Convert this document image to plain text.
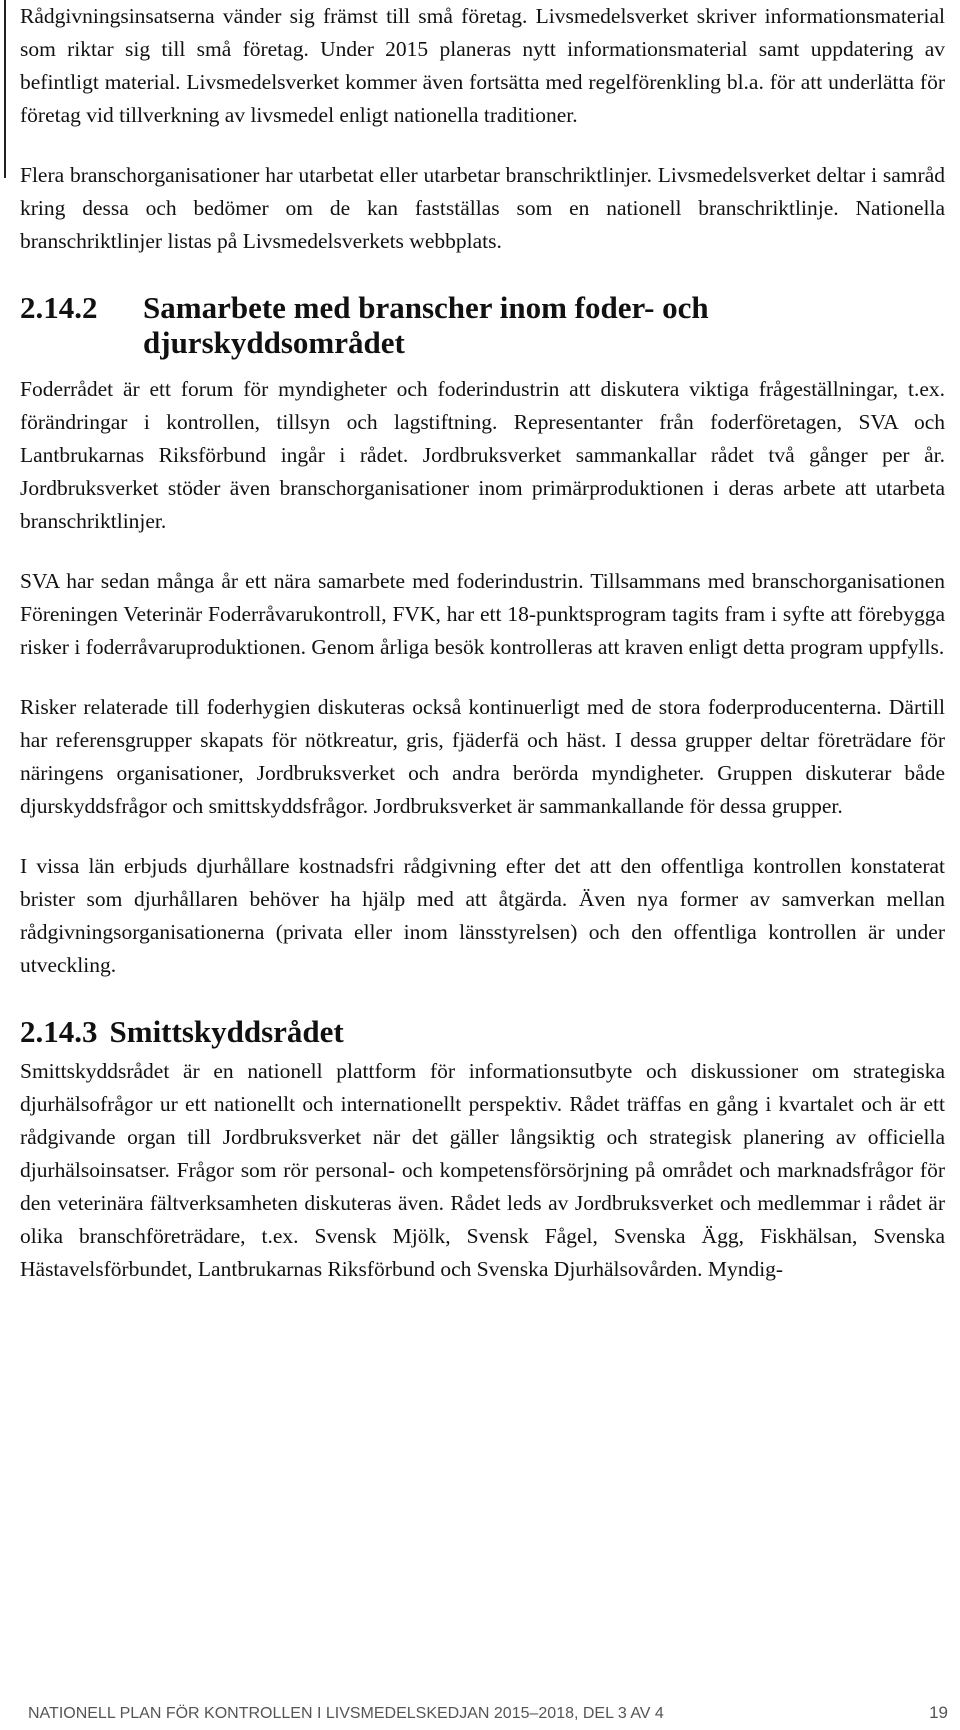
Rådgivningsinsatserna vänder sig främst till små företag. Livsmedelsverket skriver informationsmaterial som riktar sig till små företag. Under 2015 planeras nytt informationsmaterial samt uppdatering av befintligt material. Livsmedelsverket kommer även fortsätta med regelförenkling bl.a. för att underlätta för företag vid tillverkning av livsmedel enligt nationella traditioner.

Flera branschorganisationer har utarbetat eller utarbetar branschriktlinjer. Livsmedelsverket deltar i samråd kring dessa och bedömer om de kan fastställas som en nationell branschriktlinje. Nationella branschriktlinjer listas på Livsmedelsverkets webbplats.

2.14.2	Samarbete med branscher inom foder- och djurskyddsområdet

Foderrådet är ett forum för myndigheter och foderindustrin att diskutera viktiga frågeställningar, t.ex. förändringar i kontrollen, tillsyn och lagstiftning. Representanter från foderföretagen, SVA och Lantbrukarnas Riksförbund ingår i rådet. Jordbruksverket sammankallar rådet två gånger per år. Jordbruksverket stöder även branschorganisationer inom primärproduktionen i deras arbete att utarbeta branschriktlinjer.

SVA har sedan många år ett nära samarbete med foderindustrin. Tillsammans med branschorganisationen Föreningen Veterinär Foderråvarukontroll, FVK, har ett 18-punktsprogram tagits fram i syfte att förebygga risker i foderråvaruproduktionen. Genom årliga besök kontrolleras att kraven enligt detta program uppfylls.

Risker relaterade till foderhygien diskuteras också kontinuerligt med de stora foderproducenterna. Därtill har referensgrupper skapats för nötkreatur, gris, fjäderfä och häst. I dessa grupper deltar företrädare för näringens organisationer, Jordbruksverket och andra berörda myndigheter. Gruppen diskuterar både djurskyddsfrågor och smittskyddsfrågor. Jordbruksverket är sammankallande för dessa grupper.

I vissa län erbjuds djurhållare kostnadsfri rådgivning efter det att den offentliga kontrollen konstaterat brister som djurhållaren behöver ha hjälp med att åtgärda. Även nya former av samverkan mellan rådgivningsorganisationerna (privata eller inom länsstyrelsen) och den offentliga kontrollen är under utveckling.

2.14.3 Smittskyddsrådet

Smittskyddsrådet är en nationell plattform för informationsutbyte och diskussioner om strategiska djurhälsofrågor ur ett nationellt och internationellt perspektiv. Rådet träffas en gång i kvartalet och är ett rådgivande organ till Jordbruksverket när det gäller långsiktig och strategisk planering av officiella djurhälsoinsatser. Frågor som rör personal- och kompetensförsörjning på området och marknadsfrågor för den veterinära fältverksamheten diskuteras även. Rådet leds av Jordbruksverket och medlemmar i rådet är olika branschföreträdare, t.ex. Svensk Mjölk, Svensk Fågel, Svenska Ägg, Fiskhälsan, Svenska Hästavelsförbundet, Lantbrukarnas Riksförbund och Svenska Djurhälsovården. Myndig-

NATIONELL PLAN FÖR KONTROLLEN I LIVSMEDELSKEDJAN 2015–2018, DEL 3 AV 4	19
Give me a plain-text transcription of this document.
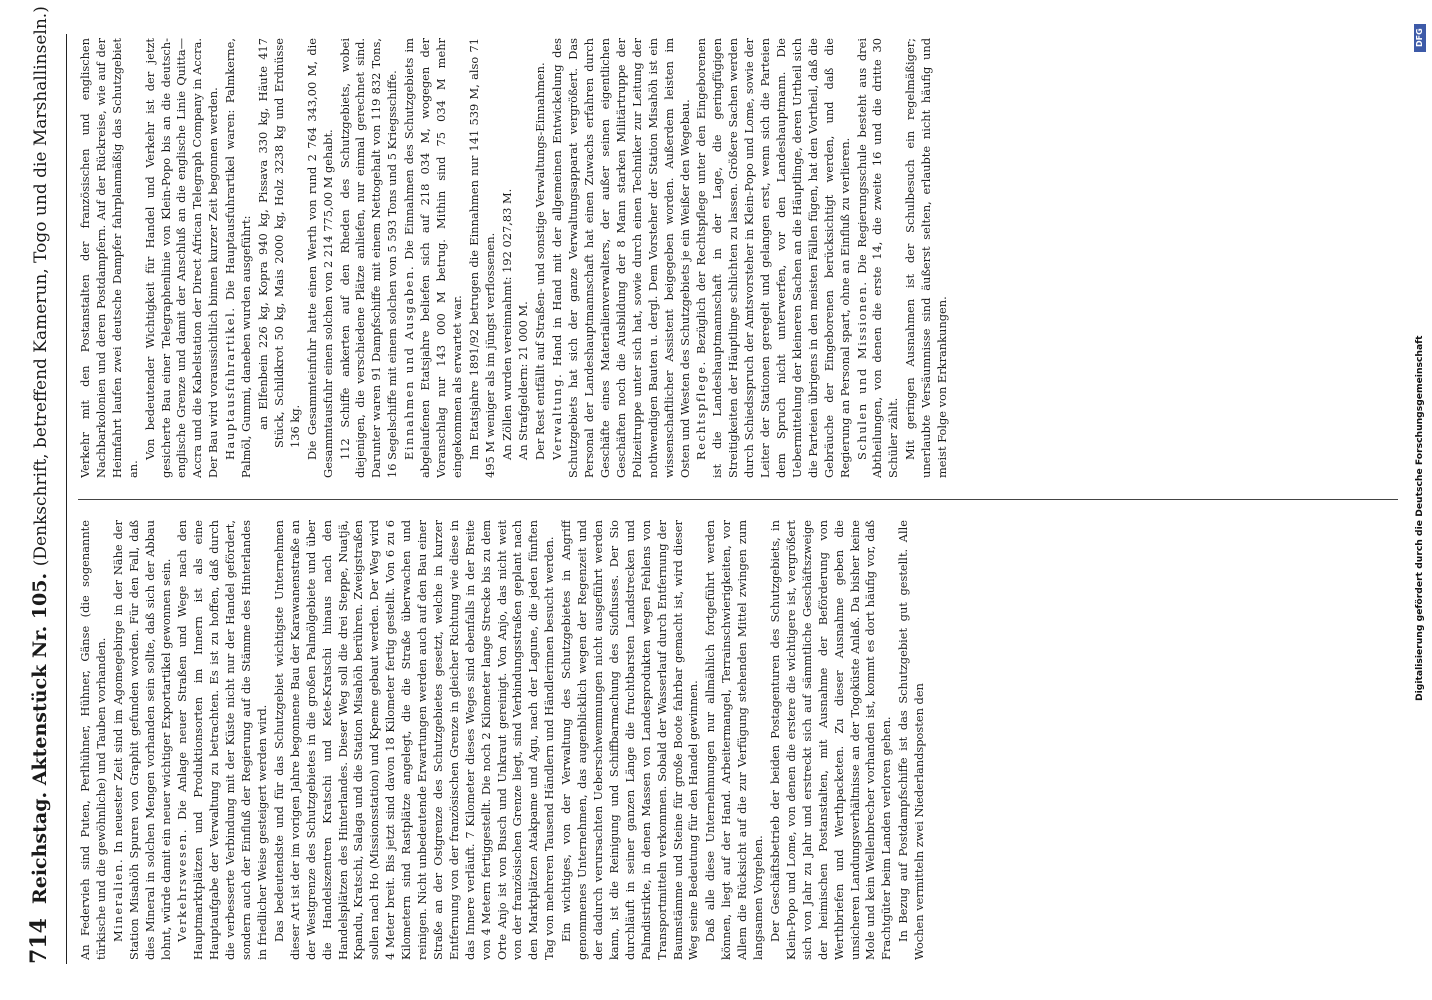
714
Reichstag. Aktenstück Nr. 105. (Denkschrift, betreffend Kamerun, Togo und die Marshallinseln.)

An Federvieh sind Puten, Perlhühner, Hühner, Gänse (die sogenannte türkische und die gewöhnliche) und Tauben vorhanden. Mineralien. In neuester Zeit sind im Agomegebirge in der Nähe der Station Misahöh Spuren von Graphit gefunden worden. Für den Fall, daß dies Mineral in solchen Mengen vorhanden sein sollte, daß sich der Abbau lohnt, würde damit ein neuer wichtiger Exportartikel gewonnen sein. Verkehrswesen. Die Anlage neuer Straßen und Wege nach den Hauptmarktplätzen und Produktionsorten im Innern ist als eine Hauptaufgabe der Verwaltung zu betrachten. Es ist zu hoffen, daß durch die verbesserte Verbindung mit der Küste nicht nur der Handel gefördert, sondern auch der Einfluß der Regierung auf die Stämme des Hinterlandes in friedlicher Weise gesteigert werden wird. Das bedeutendste und für das Schutzgebiet wichtigste Unternehmen dieser Art ist der im vorigen Jahre begonnene Bau der Karawanenstraße an der Westgrenze des Schutzgebietes in die großen Palmölgebiete und über die Handelszentren Kratschi und Kete-Kratschi hinaus nach den Handelsplätzen des Hinterlandes. Dieser Weg soll die drei Steppe, Nuatjä, Kpandu, Kratschi, Salaga und die Station Misahöh berühren. Zweigstraßen sollen nach Ho (Missionsstation) und Kpeme gebaut werden. Der Weg wird 4 Meter breit. Bis jetzt sind davon 18 Kilometer fertig gestellt. Von 6 zu 6 Kilometern sind Rastplätze angelegt, die die Straße überwachen und reinigen. Nicht unbedeutende Erwartungen werden auch auf den Bau einer Straße an der Ostgrenze des Schutzgebietes gesetzt, welche in kurzer Entfernung von der französischen Grenze in gleicher Richtung wie diese in das Innere verläuft. 7 Kilometer dieses Weges sind ebenfalls in der Breite von 4 Metern fertiggestellt. Die noch 2 Kilometer lange Strecke bis zu dem Orte Anjo ist von Busch und Unkraut gereinigt. Von Anjo, das nicht weit von der französischen Grenze liegt, sind Verbindungsstraßen geplant nach den Marktplätzen Atakpame und Agu, nach der Lagune, die jeden fünften Tag von mehreren Tausend Händlern und Händlerinnen besucht werden. Ein wichtiges, von der Verwaltung des Schutzgebietes in Angriff genommenes Unternehmen, das augenblicklich wegen der Regenzeit und der dadurch verursachten Ueberschwemmungen nicht ausgeführt werden kann, ist die Reinigung und Schiffbarmachung des Sioflusses. Der Sio durchläuft in seiner ganzen Länge die fruchtbarsten Landstrecken und Palmdistrikte, in denen Massen von Landesprodukten wegen Fehlens von Transportmitteln verkommen. Sobald der Wasserlauf durch Entfernung der Baumstämme und Steine für große Boote fahrbar gemacht ist, wird dieser Weg seine Bedeutung für den Handel gewinnen. Daß alle diese Unternehmungen nur allmählich fortgeführt werden können, liegt auf der Hand. Arbeitermangel, Terrainschwierigkeiten, vor Allem die Rücksicht auf die zur Verfügung stehenden Mittel zwingen zum langsamen Vorgehen. Der Geschäftsbetrieb der beiden Postagenturen des Schutzgebiets, in Klein-Popo und Lome, von denen die erstere die wichtigere ist, vergrößert sich von Jahr zu Jahr und erstreckt sich auf sämmtliche Geschäftszweige der heimischen Postanstalten, mit Ausnahme der Beförderung von Werthbriefen und Werthpacketen. Zu dieser Ausnahme geben die unsicheren Landungsverhältnisse an der Togoküste Anlaß. Da bisher keine Mole und kein Wellenbrecher vorhanden ist, kommt es dort häufig vor, daß Frachtgüter beim Landen verloren gehen. In Bezug auf Postdampfschiffe ist das Schutzgebiet gut gestellt. Alle Wochen vermitteln zwei Niederlandsposten den

Verkehr mit den Postanstalten der französischen und englischen Nachbarkolonien und deren Postdampfern. Auf der Rückreise, wie auf der Heimfahrt laufen zwei deutsche Dampfer fahrplanmäßig das Schutzgebiet an.

Von bedeutender Wichtigkeit für Handel und Verkehr ist der jetzt gesicherte Bau einer Telegraphenlinie von Klein-Popo bis an die deutsch-englische Grenze und damit der Anschluß an die englische Linie Quitta—Accra und die Kabelstation der Direct African Telegraph Company in Accra. Der Bau wird voraussichtlich binnen kurzer Zeit begonnen werden. Hauptausfuhrartikel. Die Hauptausfuhrartikel waren: Palmkerne, Palmöl, Gummi, daneben wurden ausgeführt: an Elfenbein 226 kg, Kopra 940 kg, Pissava 330 kg, Häute 417 Stück, Schildkrot 50 kg, Mais 2000 kg, Holz 3238 kg und Erdnüsse 136 kg. Die Gesammteinfuhr hatte einen Werth von rund 2 764 343,00 M, die Gesammtausfuhr einen solchen von 2 214 775,00 M gehabt. 112 Schiffe ankerten auf den Rheden des Schutzgebiets, wobei diejenigen, die verschiedene Plätze anliefen, nur einmal gerechnet sind. Darunter waren 91 Dampfschiffe mit einem Nettogehalt von 119 832 Tons, 16 Segelschiffe mit einem solchen von 5 593 Tons und 5 Kriegsschiffe. Einnahmen und Ausgaben. Die Einnahmen des Schutzgebiets im abgelaufenen Etatsjahre beliefen sich auf 218 034 M, wogegen der Voranschlag nur 143 000 M betrug. Mithin sind 75 034 M mehr eingekommen als erwartet war. Im Etatsjahre 1891/92 betrugen die Einnahmen nur 141 539 M, also 71 495 M weniger als im jüngst verflossenen. An Zöllen wurden vereinnahmt: 192 027,83 M. An Strafgeldern: 21 000 M. Der Rest entfällt auf Straßen- und sonstige Verwaltungs-Einnahmen. Verwaltung. Hand in Hand mit der allgemeinen Entwickelung des Schutzgebiets hat sich der ganze Verwaltungsapparat vergrößert. Das Personal der Landeshauptmannschaft hat einen Zuwachs erfahren durch Geschäfte eines Materialienverwalters, der außer seinen eigentlichen Geschäften noch die Ausbildung der 8 Mann starken Militärtruppe der Polizeitruppe unter sich hat, sowie durch einen Techniker zur Leitung der nothwendigen Bauten u. dergl. Dem Vorsteher der Station Misahöh ist ein wissenschaftlicher Assistent beigegeben worden. Außerdem leisten im Osten und Westen des Schutzgebiets je ein Weißer den Wegebau. Rechtspflege. Bezüglich der Rechtspflege unter den Eingeborenen ist die Landeshauptmannschaft in der Lage, die geringfügigen Streitigkeiten der Häuptlinge schlichten zu lassen. Größere Sachen werden durch Schiedsspruch der Amtsvorsteher in Klein-Popo und Lome, sowie der Leiter der Stationen geregelt und gelangen erst, wenn sich die Parteien dem Spruch nicht unterwerfen, vor den Landeshauptmann. Die Uebermittelung der kleineren Sachen an die Häuptlinge, deren Urtheil sich die Parteien übrigens in den meisten Fällen fügen, hat den Vortheil, daß die Gebräuche der Eingeborenen berücksichtigt werden, und daß die Regierung an Personal spart, ohne an Einfluß zu verlieren. Schulen und Missionen. Die Regierungsschule besteht aus drei Abtheilungen, von denen die erste 14, die zweite 16 und die dritte 30 Schüler zählt. Mit geringen Ausnahmen ist der Schulbesuch ein regelmäßiger; unerlaubte Versäumnisse sind äußerst selten, erlaubte nicht häufig und meist Folge von Erkrankungen.

DFG
Digitalisierung gefördert durch die Deutsche Forschungsgemeinschaft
+++++
For each line of the material that contains "text", return a copy.

Convert this document image to plain text.
Give me a plain-text transcription of this document.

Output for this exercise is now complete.